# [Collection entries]
>>>

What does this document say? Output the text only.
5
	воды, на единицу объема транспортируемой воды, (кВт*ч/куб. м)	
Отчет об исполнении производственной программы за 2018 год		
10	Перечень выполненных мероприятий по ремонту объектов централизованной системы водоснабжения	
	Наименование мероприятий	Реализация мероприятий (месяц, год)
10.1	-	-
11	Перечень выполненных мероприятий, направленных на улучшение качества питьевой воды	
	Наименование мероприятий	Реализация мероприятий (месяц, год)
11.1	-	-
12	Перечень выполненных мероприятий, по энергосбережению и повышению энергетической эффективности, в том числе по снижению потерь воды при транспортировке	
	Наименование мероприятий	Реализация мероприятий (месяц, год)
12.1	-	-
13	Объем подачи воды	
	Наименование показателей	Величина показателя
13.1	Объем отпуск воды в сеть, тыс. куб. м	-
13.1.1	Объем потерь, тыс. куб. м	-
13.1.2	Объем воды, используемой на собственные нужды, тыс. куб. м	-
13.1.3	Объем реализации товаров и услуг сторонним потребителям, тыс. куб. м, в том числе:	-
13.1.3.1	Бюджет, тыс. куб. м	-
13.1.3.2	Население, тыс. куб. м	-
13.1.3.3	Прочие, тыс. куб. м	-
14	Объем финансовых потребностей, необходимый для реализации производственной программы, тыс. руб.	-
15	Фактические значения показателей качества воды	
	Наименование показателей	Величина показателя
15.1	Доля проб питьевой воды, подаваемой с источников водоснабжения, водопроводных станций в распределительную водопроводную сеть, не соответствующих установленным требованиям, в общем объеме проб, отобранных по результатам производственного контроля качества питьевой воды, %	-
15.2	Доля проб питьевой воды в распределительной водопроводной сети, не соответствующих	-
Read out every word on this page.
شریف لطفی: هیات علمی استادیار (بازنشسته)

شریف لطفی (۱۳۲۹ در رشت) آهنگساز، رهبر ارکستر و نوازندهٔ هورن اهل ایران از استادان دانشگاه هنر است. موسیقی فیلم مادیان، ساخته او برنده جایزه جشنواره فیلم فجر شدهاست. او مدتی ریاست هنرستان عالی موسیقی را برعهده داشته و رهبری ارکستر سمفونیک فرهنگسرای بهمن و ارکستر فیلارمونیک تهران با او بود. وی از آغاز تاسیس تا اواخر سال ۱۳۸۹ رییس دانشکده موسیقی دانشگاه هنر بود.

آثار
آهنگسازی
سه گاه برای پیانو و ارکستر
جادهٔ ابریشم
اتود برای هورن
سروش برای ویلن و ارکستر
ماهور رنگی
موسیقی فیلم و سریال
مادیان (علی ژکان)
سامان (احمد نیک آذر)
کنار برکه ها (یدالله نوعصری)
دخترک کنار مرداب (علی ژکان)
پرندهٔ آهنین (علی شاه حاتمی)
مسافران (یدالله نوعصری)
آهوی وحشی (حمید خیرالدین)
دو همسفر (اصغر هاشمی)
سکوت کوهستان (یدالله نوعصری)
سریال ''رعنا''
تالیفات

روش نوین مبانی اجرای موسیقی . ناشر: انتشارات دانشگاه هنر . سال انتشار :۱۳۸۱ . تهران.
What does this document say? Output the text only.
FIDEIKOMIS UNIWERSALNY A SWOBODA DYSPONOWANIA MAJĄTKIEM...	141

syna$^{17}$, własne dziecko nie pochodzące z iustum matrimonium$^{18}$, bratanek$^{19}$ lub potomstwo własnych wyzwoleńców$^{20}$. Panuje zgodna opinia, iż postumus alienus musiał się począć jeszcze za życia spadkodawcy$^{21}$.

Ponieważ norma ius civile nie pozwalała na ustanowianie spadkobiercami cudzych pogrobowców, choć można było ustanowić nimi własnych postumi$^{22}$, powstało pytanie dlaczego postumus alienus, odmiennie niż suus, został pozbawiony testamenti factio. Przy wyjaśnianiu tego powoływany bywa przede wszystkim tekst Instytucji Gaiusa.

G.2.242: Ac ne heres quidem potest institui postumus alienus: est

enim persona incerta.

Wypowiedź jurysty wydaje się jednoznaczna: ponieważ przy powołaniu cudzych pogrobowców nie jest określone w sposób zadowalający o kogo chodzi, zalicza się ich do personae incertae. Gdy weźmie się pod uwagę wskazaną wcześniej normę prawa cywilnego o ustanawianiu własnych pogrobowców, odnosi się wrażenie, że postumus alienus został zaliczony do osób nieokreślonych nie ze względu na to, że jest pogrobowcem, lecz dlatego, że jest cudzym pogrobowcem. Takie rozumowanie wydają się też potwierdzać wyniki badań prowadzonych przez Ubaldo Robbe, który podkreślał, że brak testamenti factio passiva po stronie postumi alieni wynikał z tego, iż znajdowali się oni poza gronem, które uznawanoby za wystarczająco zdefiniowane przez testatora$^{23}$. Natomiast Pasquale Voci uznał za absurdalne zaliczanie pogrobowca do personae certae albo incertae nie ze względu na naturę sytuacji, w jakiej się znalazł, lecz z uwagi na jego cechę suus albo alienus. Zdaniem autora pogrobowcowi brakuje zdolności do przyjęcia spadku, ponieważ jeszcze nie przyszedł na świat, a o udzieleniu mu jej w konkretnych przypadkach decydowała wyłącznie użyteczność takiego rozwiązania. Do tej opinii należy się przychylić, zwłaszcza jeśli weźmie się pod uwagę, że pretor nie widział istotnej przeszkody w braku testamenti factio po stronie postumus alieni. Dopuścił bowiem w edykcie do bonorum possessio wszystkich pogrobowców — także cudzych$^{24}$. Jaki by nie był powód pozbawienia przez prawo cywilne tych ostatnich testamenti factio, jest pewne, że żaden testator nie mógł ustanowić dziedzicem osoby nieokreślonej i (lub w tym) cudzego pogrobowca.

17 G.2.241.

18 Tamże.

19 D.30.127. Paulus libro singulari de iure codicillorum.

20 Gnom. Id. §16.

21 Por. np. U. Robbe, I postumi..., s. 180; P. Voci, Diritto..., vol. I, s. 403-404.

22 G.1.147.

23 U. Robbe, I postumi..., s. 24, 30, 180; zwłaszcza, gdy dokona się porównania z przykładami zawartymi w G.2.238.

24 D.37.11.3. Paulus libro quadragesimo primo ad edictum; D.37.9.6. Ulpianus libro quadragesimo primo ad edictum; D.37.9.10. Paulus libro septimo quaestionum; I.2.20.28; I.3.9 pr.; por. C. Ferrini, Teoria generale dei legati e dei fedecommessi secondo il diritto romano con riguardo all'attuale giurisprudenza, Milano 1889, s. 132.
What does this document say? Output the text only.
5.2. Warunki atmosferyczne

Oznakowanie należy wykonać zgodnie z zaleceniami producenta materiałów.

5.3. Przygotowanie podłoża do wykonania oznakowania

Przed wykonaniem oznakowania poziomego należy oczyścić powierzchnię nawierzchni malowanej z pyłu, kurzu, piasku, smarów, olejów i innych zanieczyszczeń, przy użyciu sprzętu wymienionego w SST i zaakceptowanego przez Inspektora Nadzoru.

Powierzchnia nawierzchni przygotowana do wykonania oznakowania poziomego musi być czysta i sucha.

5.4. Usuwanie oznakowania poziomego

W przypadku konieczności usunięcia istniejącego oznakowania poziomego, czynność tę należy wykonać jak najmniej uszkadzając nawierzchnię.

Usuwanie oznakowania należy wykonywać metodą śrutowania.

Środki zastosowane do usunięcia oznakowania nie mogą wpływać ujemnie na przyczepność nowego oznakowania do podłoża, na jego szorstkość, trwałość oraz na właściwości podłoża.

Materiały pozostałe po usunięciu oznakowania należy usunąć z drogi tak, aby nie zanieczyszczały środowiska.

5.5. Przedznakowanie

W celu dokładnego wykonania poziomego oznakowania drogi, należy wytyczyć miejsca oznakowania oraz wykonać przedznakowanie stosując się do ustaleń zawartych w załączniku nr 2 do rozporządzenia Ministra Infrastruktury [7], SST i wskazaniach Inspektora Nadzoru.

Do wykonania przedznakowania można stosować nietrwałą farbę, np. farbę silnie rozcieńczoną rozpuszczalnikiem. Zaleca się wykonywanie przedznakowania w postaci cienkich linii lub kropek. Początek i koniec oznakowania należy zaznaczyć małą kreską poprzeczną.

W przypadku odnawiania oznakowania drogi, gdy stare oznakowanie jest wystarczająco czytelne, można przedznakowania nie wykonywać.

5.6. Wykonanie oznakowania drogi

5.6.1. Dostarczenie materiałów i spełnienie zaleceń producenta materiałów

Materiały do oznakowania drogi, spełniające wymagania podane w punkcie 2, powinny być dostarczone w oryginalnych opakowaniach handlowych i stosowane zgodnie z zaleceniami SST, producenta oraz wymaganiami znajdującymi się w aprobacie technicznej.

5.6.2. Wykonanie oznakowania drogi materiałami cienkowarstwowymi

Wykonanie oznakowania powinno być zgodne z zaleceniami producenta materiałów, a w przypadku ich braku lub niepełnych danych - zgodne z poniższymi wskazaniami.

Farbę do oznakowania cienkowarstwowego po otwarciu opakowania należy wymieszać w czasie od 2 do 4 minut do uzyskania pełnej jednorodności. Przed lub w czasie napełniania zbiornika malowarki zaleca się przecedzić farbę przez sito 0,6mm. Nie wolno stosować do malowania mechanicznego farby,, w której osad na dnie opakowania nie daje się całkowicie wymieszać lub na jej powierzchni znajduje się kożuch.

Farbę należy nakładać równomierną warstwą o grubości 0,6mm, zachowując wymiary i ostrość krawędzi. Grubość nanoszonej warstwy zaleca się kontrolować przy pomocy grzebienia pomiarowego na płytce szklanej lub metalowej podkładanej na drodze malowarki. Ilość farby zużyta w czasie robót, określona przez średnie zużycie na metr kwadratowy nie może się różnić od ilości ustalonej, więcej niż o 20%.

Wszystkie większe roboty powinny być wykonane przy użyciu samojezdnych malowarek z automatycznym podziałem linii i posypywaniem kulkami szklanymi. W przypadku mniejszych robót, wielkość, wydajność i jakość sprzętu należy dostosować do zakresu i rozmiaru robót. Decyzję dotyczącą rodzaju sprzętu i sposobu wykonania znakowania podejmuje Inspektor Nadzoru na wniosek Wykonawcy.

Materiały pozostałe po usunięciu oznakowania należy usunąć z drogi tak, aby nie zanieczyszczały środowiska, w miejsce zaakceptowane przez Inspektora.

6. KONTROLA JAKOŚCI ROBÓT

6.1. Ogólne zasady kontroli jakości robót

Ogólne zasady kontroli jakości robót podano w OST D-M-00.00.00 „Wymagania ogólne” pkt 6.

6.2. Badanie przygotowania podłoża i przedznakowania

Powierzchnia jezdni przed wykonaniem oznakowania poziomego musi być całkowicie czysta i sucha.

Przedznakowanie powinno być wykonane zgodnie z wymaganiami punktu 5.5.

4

<<<

# [Task prompt]
Using the listing above, gather each line that holds the string "usunięciu" and copy it.

# [Task output]
Materiały pozostałe po usunięciu oznakowania należy usunąć z drogi tak, aby nie zanieczyszczały środowiska.
Materiały pozostałe po usunięciu oznakowania należy usunąć z drogi tak, aby nie zanieczyszczały środowiska, w miejsce zaakceptowane przez Inspektora.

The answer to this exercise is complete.